» **Exercise details**
The entries that follow should be written out exactly.
----
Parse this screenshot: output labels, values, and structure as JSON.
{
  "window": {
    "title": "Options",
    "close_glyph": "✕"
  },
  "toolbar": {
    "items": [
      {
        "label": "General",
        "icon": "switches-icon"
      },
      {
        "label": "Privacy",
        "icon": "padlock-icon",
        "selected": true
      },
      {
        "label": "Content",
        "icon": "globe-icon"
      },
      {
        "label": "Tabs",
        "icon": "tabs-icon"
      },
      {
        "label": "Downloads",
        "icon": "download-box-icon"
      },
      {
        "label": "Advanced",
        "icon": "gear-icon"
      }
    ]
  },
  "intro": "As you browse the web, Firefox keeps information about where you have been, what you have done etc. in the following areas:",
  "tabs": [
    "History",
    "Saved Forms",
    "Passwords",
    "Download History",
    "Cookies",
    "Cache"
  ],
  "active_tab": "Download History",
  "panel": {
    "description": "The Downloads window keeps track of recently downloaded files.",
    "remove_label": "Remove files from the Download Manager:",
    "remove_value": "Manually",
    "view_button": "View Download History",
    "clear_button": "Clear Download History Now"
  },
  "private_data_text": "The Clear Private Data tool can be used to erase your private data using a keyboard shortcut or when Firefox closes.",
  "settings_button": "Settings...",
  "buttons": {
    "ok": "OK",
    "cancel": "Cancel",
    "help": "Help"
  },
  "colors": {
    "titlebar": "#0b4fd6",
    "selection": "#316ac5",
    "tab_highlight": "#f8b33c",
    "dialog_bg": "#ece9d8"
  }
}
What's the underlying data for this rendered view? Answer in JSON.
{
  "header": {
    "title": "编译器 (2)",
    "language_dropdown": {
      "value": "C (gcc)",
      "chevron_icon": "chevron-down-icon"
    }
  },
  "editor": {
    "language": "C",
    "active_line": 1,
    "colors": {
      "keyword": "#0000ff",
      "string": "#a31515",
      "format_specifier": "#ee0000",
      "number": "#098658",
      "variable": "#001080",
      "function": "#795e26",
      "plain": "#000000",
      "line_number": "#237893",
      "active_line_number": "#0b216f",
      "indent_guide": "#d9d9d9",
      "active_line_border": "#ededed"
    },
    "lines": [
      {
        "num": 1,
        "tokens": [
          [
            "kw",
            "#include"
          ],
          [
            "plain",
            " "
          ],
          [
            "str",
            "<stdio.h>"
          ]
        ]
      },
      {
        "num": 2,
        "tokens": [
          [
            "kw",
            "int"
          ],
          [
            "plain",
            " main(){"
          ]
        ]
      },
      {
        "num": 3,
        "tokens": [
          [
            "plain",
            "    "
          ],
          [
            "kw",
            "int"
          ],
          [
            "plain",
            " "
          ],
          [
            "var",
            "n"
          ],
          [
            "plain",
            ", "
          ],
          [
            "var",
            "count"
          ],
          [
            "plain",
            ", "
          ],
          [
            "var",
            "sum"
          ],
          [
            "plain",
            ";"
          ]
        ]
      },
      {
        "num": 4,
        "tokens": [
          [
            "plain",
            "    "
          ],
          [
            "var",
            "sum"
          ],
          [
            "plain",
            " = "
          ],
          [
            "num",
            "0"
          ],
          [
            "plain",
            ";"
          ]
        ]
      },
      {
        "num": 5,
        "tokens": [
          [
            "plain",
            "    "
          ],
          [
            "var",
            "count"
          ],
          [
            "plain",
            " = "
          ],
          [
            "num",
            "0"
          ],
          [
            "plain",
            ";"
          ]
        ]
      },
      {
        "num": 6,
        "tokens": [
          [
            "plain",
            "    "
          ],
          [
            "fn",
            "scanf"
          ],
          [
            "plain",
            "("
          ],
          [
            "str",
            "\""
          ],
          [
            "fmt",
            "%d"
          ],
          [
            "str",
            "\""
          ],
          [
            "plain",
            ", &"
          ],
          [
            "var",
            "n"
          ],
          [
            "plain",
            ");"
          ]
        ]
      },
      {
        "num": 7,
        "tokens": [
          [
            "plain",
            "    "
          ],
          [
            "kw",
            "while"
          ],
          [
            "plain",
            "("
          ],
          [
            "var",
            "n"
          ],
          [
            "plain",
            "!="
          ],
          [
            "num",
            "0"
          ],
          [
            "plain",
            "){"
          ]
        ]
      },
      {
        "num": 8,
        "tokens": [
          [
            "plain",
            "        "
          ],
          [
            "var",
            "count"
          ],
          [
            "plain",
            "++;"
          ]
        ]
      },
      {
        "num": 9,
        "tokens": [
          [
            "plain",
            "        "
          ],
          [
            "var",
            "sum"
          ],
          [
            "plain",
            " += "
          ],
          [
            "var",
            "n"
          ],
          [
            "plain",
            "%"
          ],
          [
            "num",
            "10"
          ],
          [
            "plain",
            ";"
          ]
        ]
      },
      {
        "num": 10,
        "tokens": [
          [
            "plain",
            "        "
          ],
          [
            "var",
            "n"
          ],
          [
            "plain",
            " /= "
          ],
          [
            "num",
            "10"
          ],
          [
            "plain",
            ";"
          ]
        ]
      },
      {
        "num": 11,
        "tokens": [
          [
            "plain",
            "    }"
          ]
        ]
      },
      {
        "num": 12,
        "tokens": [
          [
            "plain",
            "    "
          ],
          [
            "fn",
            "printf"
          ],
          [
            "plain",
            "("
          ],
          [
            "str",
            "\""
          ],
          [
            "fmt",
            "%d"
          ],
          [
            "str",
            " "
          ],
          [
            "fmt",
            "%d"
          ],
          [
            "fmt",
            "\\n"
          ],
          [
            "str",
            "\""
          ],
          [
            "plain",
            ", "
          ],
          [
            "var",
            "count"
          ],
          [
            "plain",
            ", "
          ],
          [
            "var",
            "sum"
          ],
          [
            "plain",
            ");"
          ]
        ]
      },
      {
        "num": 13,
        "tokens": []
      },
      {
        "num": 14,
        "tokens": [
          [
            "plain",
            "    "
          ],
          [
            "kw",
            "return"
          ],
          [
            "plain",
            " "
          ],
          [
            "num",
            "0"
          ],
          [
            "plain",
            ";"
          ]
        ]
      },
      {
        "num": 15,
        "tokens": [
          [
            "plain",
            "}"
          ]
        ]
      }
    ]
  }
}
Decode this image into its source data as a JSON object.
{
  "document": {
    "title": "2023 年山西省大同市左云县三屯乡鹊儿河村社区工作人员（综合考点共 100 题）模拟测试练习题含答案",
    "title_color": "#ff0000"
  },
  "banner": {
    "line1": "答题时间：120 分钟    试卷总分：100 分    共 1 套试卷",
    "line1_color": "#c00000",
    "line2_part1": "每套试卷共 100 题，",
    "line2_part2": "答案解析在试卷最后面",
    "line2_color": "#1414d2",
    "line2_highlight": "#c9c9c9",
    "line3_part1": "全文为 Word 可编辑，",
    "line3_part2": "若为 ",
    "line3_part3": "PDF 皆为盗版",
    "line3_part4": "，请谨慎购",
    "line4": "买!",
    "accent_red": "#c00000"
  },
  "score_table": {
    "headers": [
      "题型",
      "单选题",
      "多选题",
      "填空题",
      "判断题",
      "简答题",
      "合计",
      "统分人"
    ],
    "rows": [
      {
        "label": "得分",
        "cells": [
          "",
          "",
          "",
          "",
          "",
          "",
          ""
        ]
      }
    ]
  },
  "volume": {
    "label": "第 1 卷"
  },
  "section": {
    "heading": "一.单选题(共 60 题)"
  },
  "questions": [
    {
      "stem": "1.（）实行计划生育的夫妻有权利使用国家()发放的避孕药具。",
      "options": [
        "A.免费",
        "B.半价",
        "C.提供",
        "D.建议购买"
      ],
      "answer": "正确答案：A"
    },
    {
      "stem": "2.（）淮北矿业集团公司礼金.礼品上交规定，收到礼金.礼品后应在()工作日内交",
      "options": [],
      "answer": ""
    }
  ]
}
----
» **Completed task**
Parse this screenshot: output labels, values, and structure as JSON.
{
  "window": {
    "title": "Options",
    "close_glyph": "✕"
  },
  "toolbar": {
    "items": [
      {
        "label": "General",
        "icon": "switches-icon"
      },
      {
        "label": "Privacy",
        "icon": "padlock-icon",
        "selected": true
      },
      {
        "label": "Content",
        "icon": "globe-icon"
      },
      {
        "label": "Tabs",
        "icon": "tabs-icon"
      },
      {
        "label": "Downloads",
        "icon": "download-box-icon"
      },
      {
        "label": "Advanced",
        "icon": "gear-icon"
      }
    ]
  },
  "intro": "As you browse the web, Firefox keeps information about where you have been, what you have done etc. in the following areas:",
  "tabs": [
    "History",
    "Saved Forms",
    "Passwords",
    "Download History",
    "Cookies",
    "Cache"
  ],
  "active_tab": "Download History",
  "panel": {
    "description": "The Downloads window keeps track of recently downloaded files.",
    "remove_label": "Remove files from the Download Manager:",
    "remove_value": "Manually",
    "view_button": "View Download History",
    "clear_button": "Clear Download History Now"
  },
  "private_data_text": "The Clear Private Data tool can be used to erase your private data using a keyboard shortcut or when Firefox closes.",
  "settings_button": "Settings...",
  "buttons": {
    "ok": "OK",
    "cancel": "Cancel",
    "help": "Help"
  },
  "colors": {
    "titlebar": "#0b4fd6",
    "selection": "#316ac5",
    "tab_highlight": "#f8b33c",
    "dialog_bg": "#ece9d8"
  }
}
What's the underlying data for this rendered view? Answer in JSON.
{
  "header": {
    "title": "编译器 (2)",
    "language_dropdown": {
      "value": "C (gcc)",
      "chevron_icon": "chevron-down-icon"
    }
  },
  "editor": {
    "language": "C",
    "active_line": 1,
    "colors": {
      "keyword": "#0000ff",
      "string": "#a31515",
      "format_specifier": "#ee0000",
      "number": "#098658",
      "variable": "#001080",
      "function": "#795e26",
      "plain": "#000000",
      "line_number": "#237893",
      "active_line_number": "#0b216f",
      "indent_guide": "#d9d9d9",
      "active_line_border": "#ededed"
    },
    "lines": [
      {
        "num": 1,
        "tokens": [
          [
            "kw",
            "#include"
          ],
          [
            "plain",
            " "
          ],
          [
            "str",
            "<stdio.h>"
          ]
        ]
      },
      {
        "num": 2,
        "tokens": [
          [
            "kw",
            "int"
          ],
          [
            "plain",
            " main(){"
          ]
        ]
      },
      {
        "num": 3,
        "tokens": [
          [
            "plain",
            "    "
          ],
          [
            "kw",
            "int"
          ],
          [
            "plain",
            " "
          ],
          [
            "var",
            "n"
          ],
          [
            "plain",
            ", "
          ],
          [
            "var",
            "count"
          ],
          [
            "plain",
            ", "
          ],
          [
            "var",
            "sum"
          ],
          [
            "plain",
            ";"
          ]
        ]
      },
      {
        "num": 4,
        "tokens": [
          [
            "plain",
            "    "
          ],
          [
            "var",
            "sum"
          ],
          [
            "plain",
            " = "
          ],
          [
            "num",
            "0"
          ],
          [
            "plain",
            ";"
          ]
        ]
      },
      {
        "num": 5,
        "tokens": [
          [
            "plain",
            "    "
          ],
          [
            "var",
            "count"
          ],
          [
            "plain",
            " = "
          ],
          [
            "num",
            "0"
          ],
          [
            "plain",
            ";"
          ]
        ]
      },
      {
        "num": 6,
        "tokens": [
          [
            "plain",
            "    "
          ],
          [
            "fn",
            "scanf"
          ],
          [
            "plain",
            "("
          ],
          [
            "str",
            "\""
          ],
          [
            "fmt",
            "%d"
          ],
          [
            "str",
            "\""
          ],
          [
            "plain",
            ", &"
          ],
          [
            "var",
            "n"
          ],
          [
            "plain",
            ");"
          ]
        ]
      },
      {
        "num": 7,
        "tokens": [
          [
            "plain",
            "    "
          ],
          [
            "kw",
            "while"
          ],
          [
            "plain",
            "("
          ],
          [
            "var",
            "n"
          ],
          [
            "plain",
            "!="
          ],
          [
            "num",
            "0"
          ],
          [
            "plain",
            "){"
          ]
        ]
      },
      {
        "num": 8,
        "tokens": [
          [
            "plain",
            "        "
          ],
          [
            "var",
            "count"
          ],
          [
            "plain",
            "++;"
          ]
        ]
      },
      {
        "num": 9,
        "tokens": [
          [
            "plain",
            "        "
          ],
          [
            "var",
            "sum"
          ],
          [
            "plain",
            " += "
          ],
          [
            "var",
            "n"
          ],
          [
            "plain",
            "%"
          ],
          [
            "num",
            "10"
          ],
          [
            "plain",
            ";"
          ]
        ]
      },
      {
        "num": 10,
        "tokens": [
          [
            "plain",
            "        "
          ],
          [
            "var",
            "n"
          ],
          [
            "plain",
            " /= "
          ],
          [
            "num",
            "10"
          ],
          [
            "plain",
            ";"
          ]
        ]
      },
      {
        "num": 11,
        "tokens": [
          [
            "plain",
            "    }"
          ]
        ]
      },
      {
        "num": 12,
        "tokens": [
          [
            "plain",
            "    "
          ],
          [
            "fn",
            "printf"
          ],
          [
            "plain",
            "("
          ],
          [
            "str",
            "\""
          ],
          [
            "fmt",
            "%d"
          ],
          [
            "str",
            " "
          ],
          [
            "fmt",
            "%d"
          ],
          [
            "fmt",
            "\\n"
          ],
          [
            "str",
            "\""
          ],
          [
            "plain",
            ", "
          ],
          [
            "var",
            "count"
          ],
          [
            "plain",
            ", "
          ],
          [
            "var",
            "sum"
          ],
          [
            "plain",
            ");"
          ]
        ]
      },
      {
        "num": 13,
        "tokens": []
      },
      {
        "num": 14,
        "tokens": [
          [
            "plain",
            "    "
          ],
          [
            "kw",
            "return"
          ],
          [
            "plain",
            " "
          ],
          [
            "num",
            "0"
          ],
          [
            "plain",
            ";"
          ]
        ]
      },
      {
        "num": 15,
        "tokens": [
          [
            "plain",
            "}"
          ]
        ]
      }
    ]
  }
}
Decode this image into its source data as a JSON object.
{
  "document": {
    "title": "2023 年山西省大同市左云县三屯乡鹊儿河村社区工作人员（综合考点共 100 题）模拟测试练习题含答案",
    "title_color": "#ff0000"
  },
  "banner": {
    "line1": "答题时间：120 分钟    试卷总分：100 分    共 1 套试卷",
    "line1_color": "#c00000",
    "line2_part1": "每套试卷共 100 题，",
    "line2_part2": "答案解析在试卷最后面",
    "line2_color": "#1414d2",
    "line2_highlight": "#c9c9c9",
    "line3_part1": "全文为 Word 可编辑，",
    "line3_part2": "若为 ",
    "line3_part3": "PDF 皆为盗版",
    "line3_part4": "，请谨慎购",
    "line4": "买!",
    "accent_red": "#c00000"
  },
  "score_table": {
    "headers": [
      "题型",
      "单选题",
      "多选题",
      "填空题",
      "判断题",
      "简答题",
      "合计",
      "统分人"
    ],
    "rows": [
      {
        "label": "得分",
        "cells": [
          "",
          "",
          "",
          "",
          "",
          "",
          ""
        ]
      }
    ]
  },
  "volume": {
    "label": "第 1 卷"
  },
  "section": {
    "heading": "一.单选题(共 60 题)"
  },
  "questions": [
    {
      "stem": "1.（）实行计划生育的夫妻有权利使用国家()发放的避孕药具。",
      "options": [
        "A.免费",
        "B.半价",
        "C.提供",
        "D.建议购买"
      ],
      "answer": "正确答案：A"
    },
    {
      "stem": "2.（）淮北矿业集团公司礼金.礼品上交规定，收到礼金.礼品后应在()工作日内交",
      "options": [],
      "answer": ""
    }
  ]
}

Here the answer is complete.